RECORD EXCERPTS:

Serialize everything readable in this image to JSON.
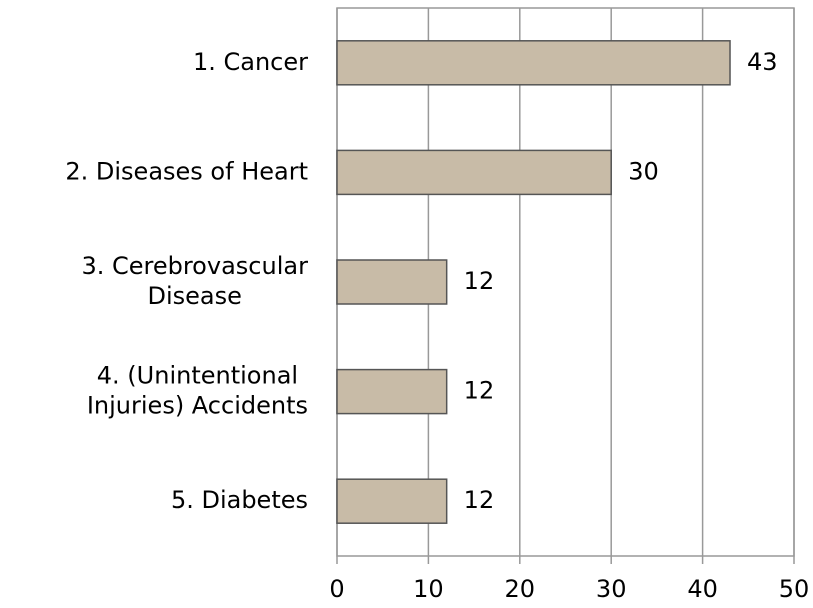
{
  "chart_data": {
    "type": "bar",
    "orientation": "horizontal",
    "categories": [
      "1. Cancer",
      "2. Diseases of Heart",
      "3. Cerebrovascular\nDisease",
      "4. (Unintentional\nInjuries) Accidents",
      "5. Diabetes"
    ],
    "values": [
      43,
      30,
      12,
      12,
      12
    ],
    "color": "#c8bba7",
    "xlim": [
      0,
      50
    ],
    "xticks": [
      0,
      10,
      20,
      30,
      40,
      50
    ],
    "grid": true
  }
}
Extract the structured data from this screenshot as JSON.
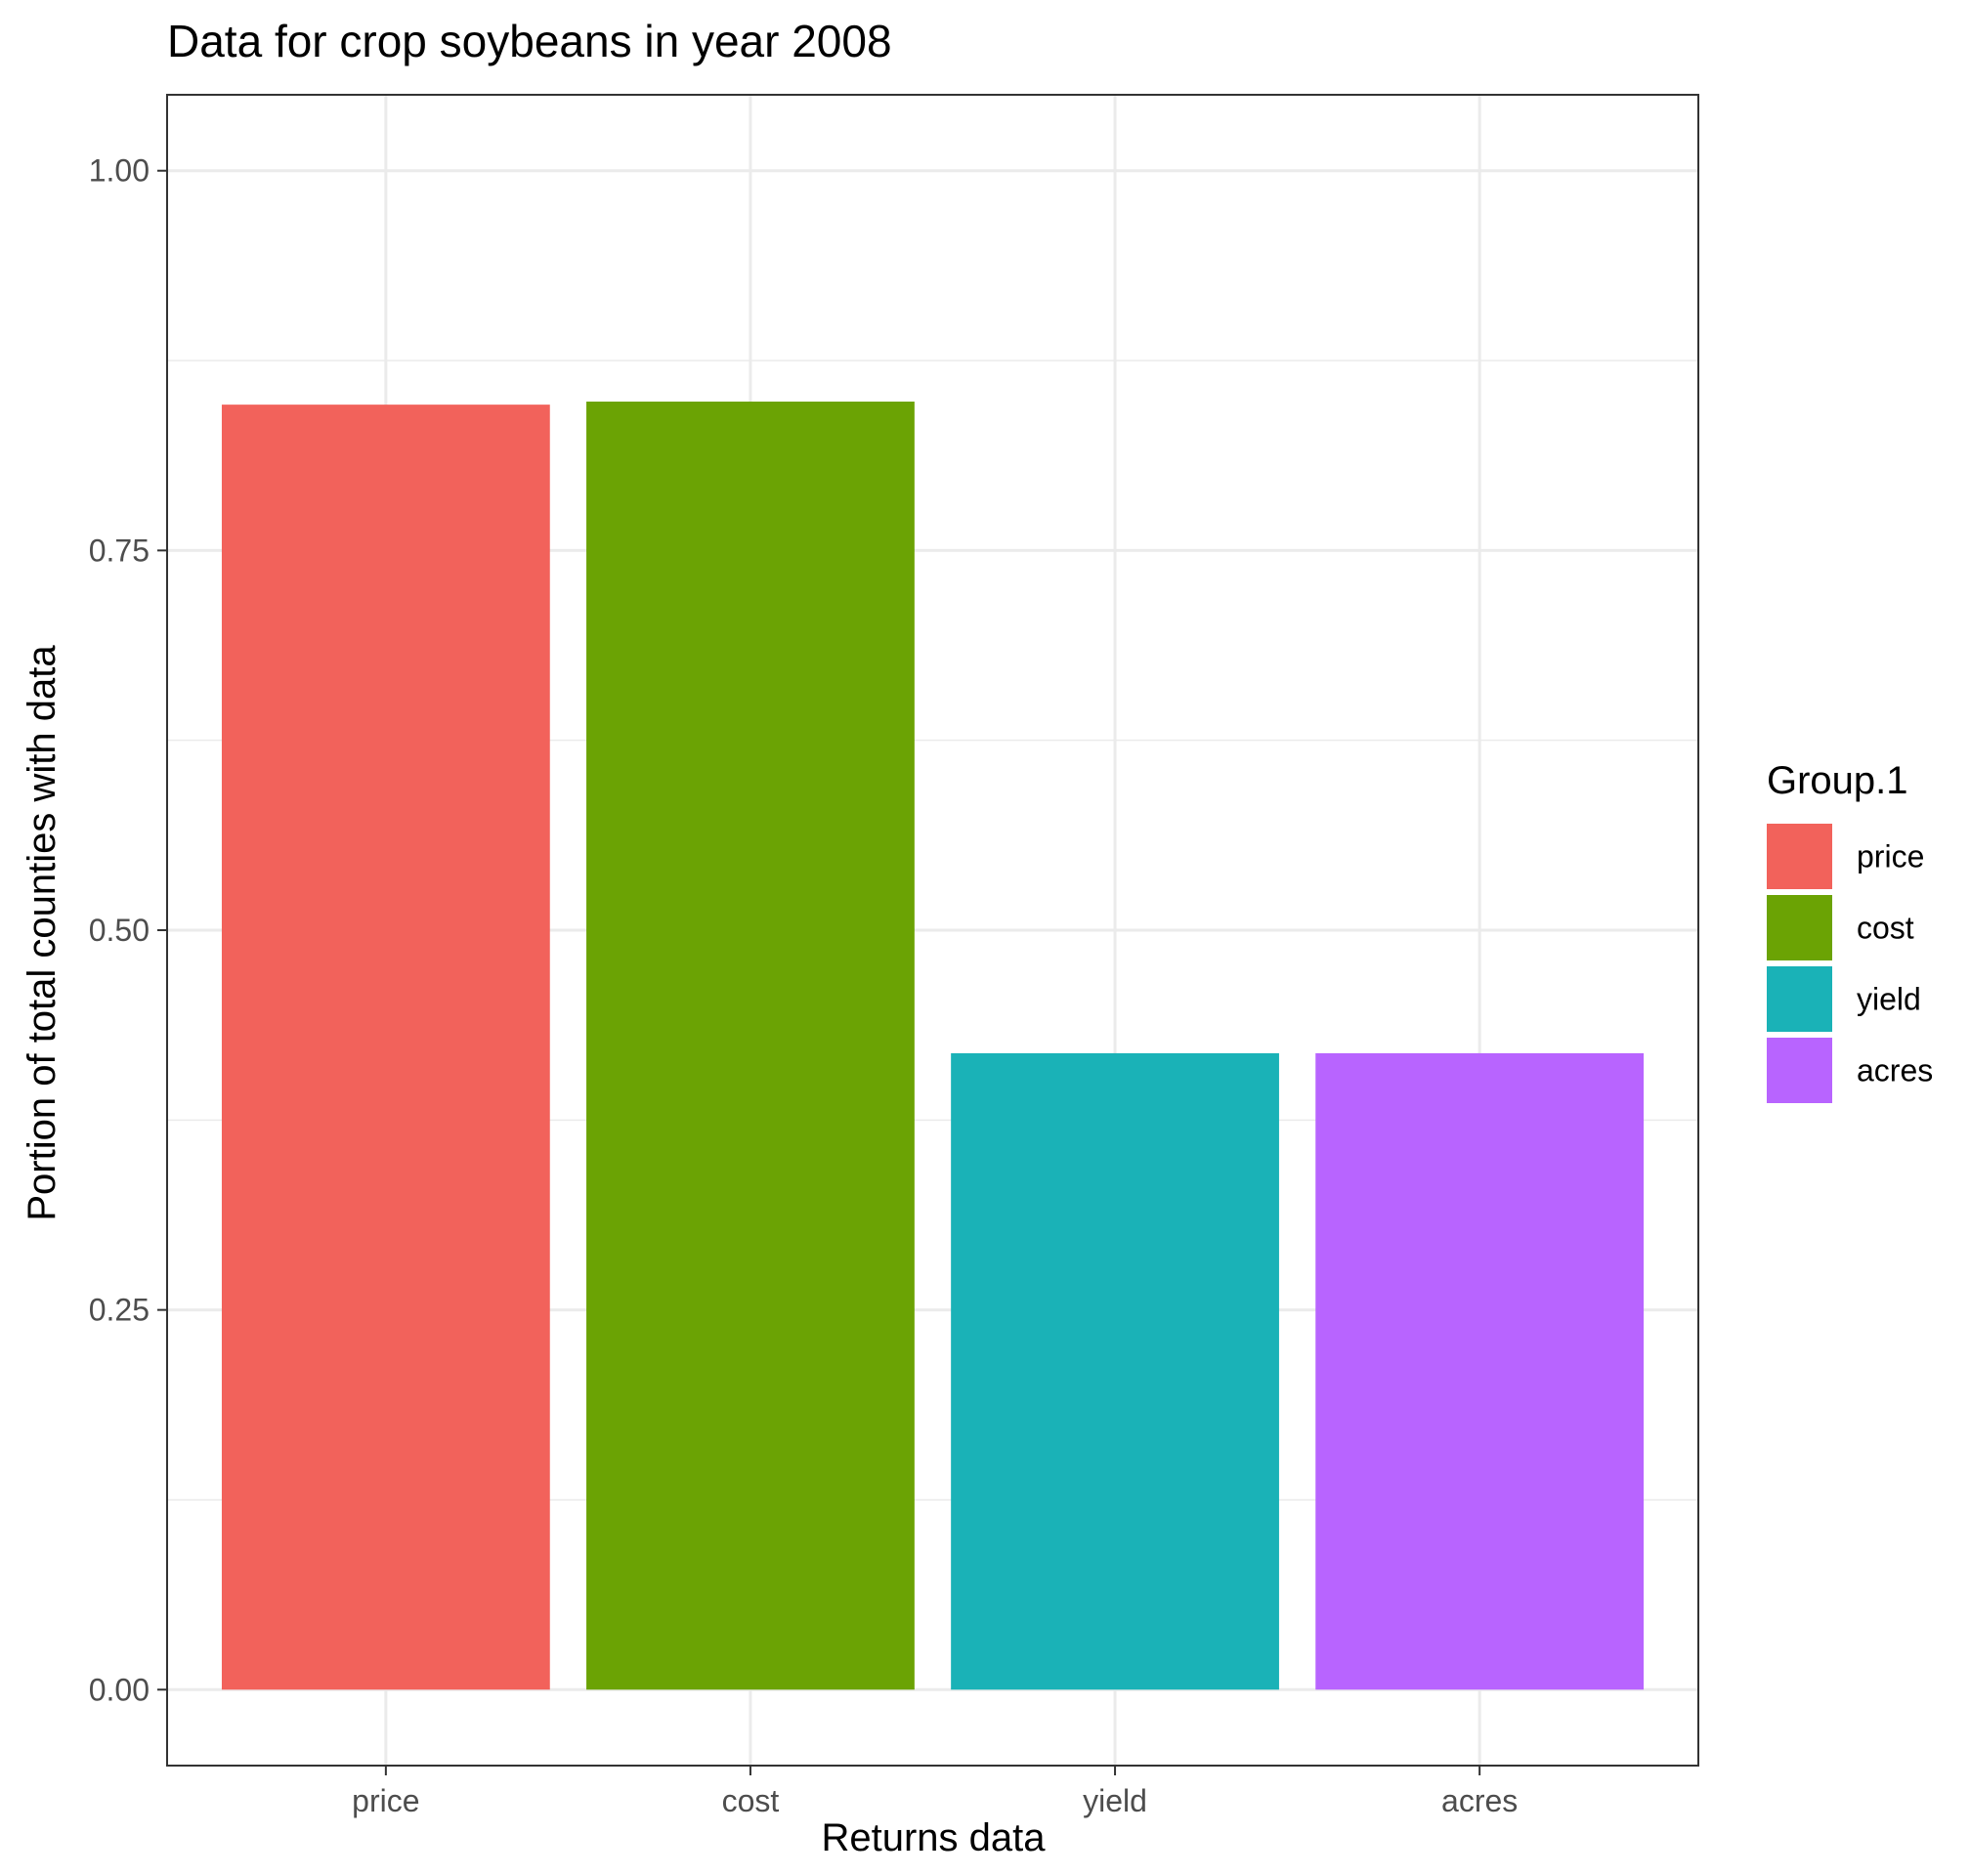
{
  "chart_data": {
    "type": "bar",
    "title": "Data for crop soybeans in year 2008",
    "xlabel": "Returns data",
    "ylabel": "Portion of total counties with data",
    "categories": [
      "price",
      "cost",
      "yield",
      "acres"
    ],
    "values": [
      0.846,
      0.848,
      0.419,
      0.419
    ],
    "colors": [
      "#F8766D",
      "#7CAE00",
      "#00BFC4",
      "#C77CFF"
    ],
    "bar_colors_rendered": [
      "#F2625B",
      "#6BA304",
      "#1AB2B7",
      "#B864FF"
    ],
    "ylim": [
      -0.05,
      1.05
    ],
    "y_ticks": [
      0.0,
      0.25,
      0.5,
      0.75,
      1.0
    ],
    "y_tick_labels": [
      "0.00",
      "0.25",
      "0.50",
      "0.75",
      "1.00"
    ],
    "grid": true,
    "theme": "bw",
    "legend": {
      "title": "Group.1",
      "position": "right",
      "items": [
        "price",
        "cost",
        "yield",
        "acres"
      ]
    }
  }
}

SHORT TASK:
Reproduce every record word for word. The copy must contain no pictures.

CORRECT RESPONSE:
Serialize everything readable in this image to JSON.
{
  "chart_data": {
    "type": "bar",
    "orientation": "horizontal",
    "categories": [
      "1. Cancer",
      "2. Diseases of Heart",
      "3. Cerebrovascular\nDisease",
      "4. (Unintentional\nInjuries) Accidents",
      "5. Diabetes"
    ],
    "values": [
      43,
      30,
      12,
      12,
      12
    ],
    "color": "#c8bba7",
    "xlim": [
      0,
      50
    ],
    "xticks": [
      0,
      10,
      20,
      30,
      40,
      50
    ],
    "grid": true
  }
}
Extract the structured data from this screenshot as JSON.
{
  "chart_data": {
    "type": "bar",
    "title": "Data for crop soybeans in year 2008",
    "xlabel": "Returns data",
    "ylabel": "Portion of total counties with data",
    "categories": [
      "price",
      "cost",
      "yield",
      "acres"
    ],
    "values": [
      0.846,
      0.848,
      0.419,
      0.419
    ],
    "colors": [
      "#F8766D",
      "#7CAE00",
      "#00BFC4",
      "#C77CFF"
    ],
    "bar_colors_rendered": [
      "#F2625B",
      "#6BA304",
      "#1AB2B7",
      "#B864FF"
    ],
    "ylim": [
      -0.05,
      1.05
    ],
    "y_ticks": [
      0.0,
      0.25,
      0.5,
      0.75,
      1.0
    ],
    "y_tick_labels": [
      "0.00",
      "0.25",
      "0.50",
      "0.75",
      "1.00"
    ],
    "grid": true,
    "theme": "bw",
    "legend": {
      "title": "Group.1",
      "position": "right",
      "items": [
        "price",
        "cost",
        "yield",
        "acres"
      ]
    }
  }
}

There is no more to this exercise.